### Task objective
Scan the material for the word "thumb", and copy each line where it shows up.

### Extracted entries
════════════════════
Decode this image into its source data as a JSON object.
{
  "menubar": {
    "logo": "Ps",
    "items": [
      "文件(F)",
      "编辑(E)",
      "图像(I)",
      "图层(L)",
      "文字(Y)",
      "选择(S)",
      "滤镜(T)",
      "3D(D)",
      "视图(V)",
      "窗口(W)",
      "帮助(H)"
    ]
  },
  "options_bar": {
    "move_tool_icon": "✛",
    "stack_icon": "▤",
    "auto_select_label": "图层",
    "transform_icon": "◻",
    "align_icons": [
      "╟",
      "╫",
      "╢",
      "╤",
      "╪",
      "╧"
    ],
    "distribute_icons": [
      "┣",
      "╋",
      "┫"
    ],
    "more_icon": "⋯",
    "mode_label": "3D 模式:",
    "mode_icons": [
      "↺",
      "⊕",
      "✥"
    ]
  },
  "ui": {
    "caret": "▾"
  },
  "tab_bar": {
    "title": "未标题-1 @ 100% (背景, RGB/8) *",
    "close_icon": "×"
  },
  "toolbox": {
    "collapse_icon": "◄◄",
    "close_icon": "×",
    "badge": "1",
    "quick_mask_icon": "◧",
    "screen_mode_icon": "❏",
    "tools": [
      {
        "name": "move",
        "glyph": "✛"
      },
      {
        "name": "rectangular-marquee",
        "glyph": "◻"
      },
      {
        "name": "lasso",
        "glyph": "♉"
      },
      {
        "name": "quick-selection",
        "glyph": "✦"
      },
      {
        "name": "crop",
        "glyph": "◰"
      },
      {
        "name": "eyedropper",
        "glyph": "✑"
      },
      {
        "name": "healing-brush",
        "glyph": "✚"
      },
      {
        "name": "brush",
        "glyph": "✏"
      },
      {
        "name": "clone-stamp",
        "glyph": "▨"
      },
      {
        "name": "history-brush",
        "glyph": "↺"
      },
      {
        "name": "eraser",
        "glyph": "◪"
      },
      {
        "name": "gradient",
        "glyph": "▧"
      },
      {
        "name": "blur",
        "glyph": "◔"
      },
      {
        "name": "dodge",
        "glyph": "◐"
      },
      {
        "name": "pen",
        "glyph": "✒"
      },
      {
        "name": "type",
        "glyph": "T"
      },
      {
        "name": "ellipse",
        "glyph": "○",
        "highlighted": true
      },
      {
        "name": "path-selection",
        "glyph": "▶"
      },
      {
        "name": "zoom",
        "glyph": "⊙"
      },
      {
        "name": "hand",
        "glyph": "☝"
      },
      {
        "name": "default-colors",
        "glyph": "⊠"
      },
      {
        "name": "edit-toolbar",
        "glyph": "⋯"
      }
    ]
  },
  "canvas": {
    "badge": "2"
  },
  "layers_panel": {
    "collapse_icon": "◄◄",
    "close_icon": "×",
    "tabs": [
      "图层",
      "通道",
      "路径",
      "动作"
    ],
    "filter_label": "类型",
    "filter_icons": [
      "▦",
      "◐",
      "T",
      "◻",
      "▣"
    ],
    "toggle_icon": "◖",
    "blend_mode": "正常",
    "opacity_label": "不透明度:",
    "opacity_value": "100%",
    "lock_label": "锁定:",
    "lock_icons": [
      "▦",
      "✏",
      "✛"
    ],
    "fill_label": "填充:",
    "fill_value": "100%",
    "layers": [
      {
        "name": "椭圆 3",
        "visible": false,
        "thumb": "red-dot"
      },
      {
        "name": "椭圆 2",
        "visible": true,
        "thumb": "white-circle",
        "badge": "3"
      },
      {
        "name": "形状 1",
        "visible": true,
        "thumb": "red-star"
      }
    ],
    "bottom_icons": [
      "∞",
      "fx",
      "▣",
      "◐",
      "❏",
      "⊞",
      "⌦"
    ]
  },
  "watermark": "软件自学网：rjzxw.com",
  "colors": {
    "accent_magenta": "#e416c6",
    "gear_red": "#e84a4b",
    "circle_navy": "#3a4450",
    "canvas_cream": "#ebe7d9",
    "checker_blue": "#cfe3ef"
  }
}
════════════════════
### The output
        "thumb": "red-dot"
        "thumb": "white-circle",
        "thumb": "red-star"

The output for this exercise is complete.